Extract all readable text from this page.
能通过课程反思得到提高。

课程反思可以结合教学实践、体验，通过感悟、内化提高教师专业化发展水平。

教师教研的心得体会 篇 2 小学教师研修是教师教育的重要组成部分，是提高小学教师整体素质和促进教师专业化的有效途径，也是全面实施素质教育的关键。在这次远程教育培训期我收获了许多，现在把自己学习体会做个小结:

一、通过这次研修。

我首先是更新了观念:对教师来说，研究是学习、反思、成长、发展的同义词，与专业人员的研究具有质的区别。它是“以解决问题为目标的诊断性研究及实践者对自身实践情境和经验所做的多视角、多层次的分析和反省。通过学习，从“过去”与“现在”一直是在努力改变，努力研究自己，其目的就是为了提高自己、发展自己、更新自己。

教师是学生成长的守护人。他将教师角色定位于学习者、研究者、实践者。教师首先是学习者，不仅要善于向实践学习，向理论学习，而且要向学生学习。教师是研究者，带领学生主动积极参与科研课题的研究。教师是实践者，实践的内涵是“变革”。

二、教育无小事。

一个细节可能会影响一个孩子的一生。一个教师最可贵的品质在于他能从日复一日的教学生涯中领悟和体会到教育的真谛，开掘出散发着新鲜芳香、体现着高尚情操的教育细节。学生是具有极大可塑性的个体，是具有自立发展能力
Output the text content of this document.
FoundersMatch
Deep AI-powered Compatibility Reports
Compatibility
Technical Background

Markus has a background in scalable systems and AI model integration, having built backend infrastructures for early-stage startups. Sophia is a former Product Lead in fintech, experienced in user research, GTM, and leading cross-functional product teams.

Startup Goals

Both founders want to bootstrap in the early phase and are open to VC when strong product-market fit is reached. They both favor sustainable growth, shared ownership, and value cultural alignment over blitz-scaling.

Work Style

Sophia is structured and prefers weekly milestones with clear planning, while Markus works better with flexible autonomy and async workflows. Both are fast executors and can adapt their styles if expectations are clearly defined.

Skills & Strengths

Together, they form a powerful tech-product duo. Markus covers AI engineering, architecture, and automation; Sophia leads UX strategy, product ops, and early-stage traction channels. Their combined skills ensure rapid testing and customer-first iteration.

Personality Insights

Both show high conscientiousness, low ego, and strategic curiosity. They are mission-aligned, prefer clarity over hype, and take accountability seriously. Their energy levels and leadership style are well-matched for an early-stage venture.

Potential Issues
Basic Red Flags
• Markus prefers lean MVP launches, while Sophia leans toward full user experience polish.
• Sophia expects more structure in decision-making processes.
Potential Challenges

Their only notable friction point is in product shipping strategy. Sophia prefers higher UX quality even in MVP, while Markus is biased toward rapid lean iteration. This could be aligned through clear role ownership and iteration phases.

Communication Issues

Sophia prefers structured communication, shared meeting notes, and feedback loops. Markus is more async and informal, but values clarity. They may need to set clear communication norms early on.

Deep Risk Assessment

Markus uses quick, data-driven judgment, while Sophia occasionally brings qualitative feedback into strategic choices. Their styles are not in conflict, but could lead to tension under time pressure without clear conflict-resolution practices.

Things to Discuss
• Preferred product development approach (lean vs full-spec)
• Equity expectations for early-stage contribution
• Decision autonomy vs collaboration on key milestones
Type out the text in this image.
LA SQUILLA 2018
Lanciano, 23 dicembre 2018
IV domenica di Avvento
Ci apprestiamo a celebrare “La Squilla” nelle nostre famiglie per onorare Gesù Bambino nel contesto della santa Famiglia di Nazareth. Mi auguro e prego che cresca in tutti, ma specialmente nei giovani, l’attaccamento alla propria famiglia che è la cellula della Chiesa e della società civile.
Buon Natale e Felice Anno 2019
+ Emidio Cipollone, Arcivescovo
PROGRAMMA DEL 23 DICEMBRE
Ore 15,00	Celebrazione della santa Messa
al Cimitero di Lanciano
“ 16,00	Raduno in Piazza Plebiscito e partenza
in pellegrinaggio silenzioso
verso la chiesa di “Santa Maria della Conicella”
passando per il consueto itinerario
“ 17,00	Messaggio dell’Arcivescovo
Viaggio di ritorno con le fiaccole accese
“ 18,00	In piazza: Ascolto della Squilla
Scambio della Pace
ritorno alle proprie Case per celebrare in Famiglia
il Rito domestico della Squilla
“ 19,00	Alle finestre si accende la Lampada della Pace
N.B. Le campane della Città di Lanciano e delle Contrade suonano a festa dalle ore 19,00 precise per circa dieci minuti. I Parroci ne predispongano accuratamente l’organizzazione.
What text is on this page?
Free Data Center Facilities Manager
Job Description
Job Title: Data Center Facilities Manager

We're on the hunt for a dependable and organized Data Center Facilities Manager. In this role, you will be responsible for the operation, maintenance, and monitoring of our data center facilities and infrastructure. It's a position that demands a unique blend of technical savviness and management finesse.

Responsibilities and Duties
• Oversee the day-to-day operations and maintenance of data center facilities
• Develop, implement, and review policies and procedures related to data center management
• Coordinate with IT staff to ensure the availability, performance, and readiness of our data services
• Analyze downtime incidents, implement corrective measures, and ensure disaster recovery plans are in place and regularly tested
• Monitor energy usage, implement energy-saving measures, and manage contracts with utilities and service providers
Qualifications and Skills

════════════════

## What you will do
Output each record precisely as given.

## Task solution
Extract all readable text from this page.
能通过课程反思得到提高。

课程反思可以结合教学实践、体验，通过感悟、内化提高教师专业化发展水平。

教师教研的心得体会 篇 2 小学教师研修是教师教育的重要组成部分，是提高小学教师整体素质和促进教师专业化的有效途径，也是全面实施素质教育的关键。在这次远程教育培训期我收获了许多，现在把自己学习体会做个小结:

一、通过这次研修。

我首先是更新了观念:对教师来说，研究是学习、反思、成长、发展的同义词，与专业人员的研究具有质的区别。它是“以解决问题为目标的诊断性研究及实践者对自身实践情境和经验所做的多视角、多层次的分析和反省。通过学习，从“过去”与“现在”一直是在努力改变，努力研究自己，其目的就是为了提高自己、发展自己、更新自己。

教师是学生成长的守护人。他将教师角色定位于学习者、研究者、实践者。教师首先是学习者，不仅要善于向实践学习，向理论学习，而且要向学生学习。教师是研究者，带领学生主动积极参与科研课题的研究。教师是实践者，实践的内涵是“变革”。

二、教育无小事。

一个细节可能会影响一个孩子的一生。一个教师最可贵的品质在于他能从日复一日的教学生涯中领悟和体会到教育的真谛，开掘出散发着新鲜芳香、体现着高尚情操的教育细节。学生是具有极大可塑性的个体，是具有自立发展能力
Output the text content of this document.
FoundersMatch
Deep AI-powered Compatibility Reports
Compatibility
Technical Background

Markus has a background in scalable systems and AI model integration, having built backend infrastructures for early-stage startups. Sophia is a former Product Lead in fintech, experienced in user research, GTM, and leading cross-functional product teams.

Startup Goals

Both founders want to bootstrap in the early phase and are open to VC when strong product-market fit is reached. They both favor sustainable growth, shared ownership, and value cultural alignment over blitz-scaling.

Work Style

Sophia is structured and prefers weekly milestones with clear planning, while Markus works better with flexible autonomy and async workflows. Both are fast executors and can adapt their styles if expectations are clearly defined.

Skills & Strengths

Together, they form a powerful tech-product duo. Markus covers AI engineering, architecture, and automation; Sophia leads UX strategy, product ops, and early-stage traction channels. Their combined skills ensure rapid testing and customer-first iteration.

Personality Insights

Both show high conscientiousness, low ego, and strategic curiosity. They are mission-aligned, prefer clarity over hype, and take accountability seriously. Their energy levels and leadership style are well-matched for an early-stage venture.

Potential Issues
Basic Red Flags
• Markus prefers lean MVP launches, while Sophia leans toward full user experience polish.
• Sophia expects more structure in decision-making processes.
Potential Challenges

Their only notable friction point is in product shipping strategy. Sophia prefers higher UX quality even in MVP, while Markus is biased toward rapid lean iteration. This could be aligned through clear role ownership and iteration phases.

Communication Issues

Sophia prefers structured communication, shared meeting notes, and feedback loops. Markus is more async and informal, but values clarity. They may need to set clear communication norms early on.

Deep Risk Assessment

Markus uses quick, data-driven judgment, while Sophia occasionally brings qualitative feedback into strategic choices. Their styles are not in conflict, but could lead to tension under time pressure without clear conflict-resolution practices.

Things to Discuss
• Preferred product development approach (lean vs full-spec)
• Equity expectations for early-stage contribution
• Decision autonomy vs collaboration on key milestones
Type out the text in this image.
LA SQUILLA 2018
Lanciano, 23 dicembre 2018
IV domenica di Avvento
Ci apprestiamo a celebrare “La Squilla” nelle nostre famiglie per onorare Gesù Bambino nel contesto della santa Famiglia di Nazareth. Mi auguro e prego che cresca in tutti, ma specialmente nei giovani, l’attaccamento alla propria famiglia che è la cellula della Chiesa e della società civile.
Buon Natale e Felice Anno 2019
+ Emidio Cipollone, Arcivescovo
PROGRAMMA DEL 23 DICEMBRE
Ore 15,00	Celebrazione della santa Messa
al Cimitero di Lanciano
“ 16,00	Raduno in Piazza Plebiscito e partenza
in pellegrinaggio silenzioso
verso la chiesa di “Santa Maria della Conicella”
passando per il consueto itinerario
“ 17,00	Messaggio dell’Arcivescovo
Viaggio di ritorno con le fiaccole accese
“ 18,00	In piazza: Ascolto della Squilla
Scambio della Pace
ritorno alle proprie Case per celebrare in Famiglia
il Rito domestico della Squilla
“ 19,00	Alle finestre si accende la Lampada della Pace
N.B. Le campane della Città di Lanciano e delle Contrade suonano a festa dalle ore 19,00 precise per circa dieci minuti. I Parroci ne predispongano accuratamente l’organizzazione.
What text is on this page?
Free Data Center Facilities Manager
Job Description
Job Title: Data Center Facilities Manager

We're on the hunt for a dependable and organized Data Center Facilities Manager. In this role, you will be responsible for the operation, maintenance, and monitoring of our data center facilities and infrastructure. It's a position that demands a unique blend of technical savviness and management finesse.

Responsibilities and Duties
• Oversee the day-to-day operations and maintenance of data center facilities
• Develop, implement, and review policies and procedures related to data center management
• Coordinate with IT staff to ensure the availability, performance, and readiness of our data services
• Analyze downtime incidents, implement corrective measures, and ensure disaster recovery plans are in place and regularly tested
• Monitor energy usage, implement energy-saving measures, and manage contracts with utilities and service providers
Qualifications and Skills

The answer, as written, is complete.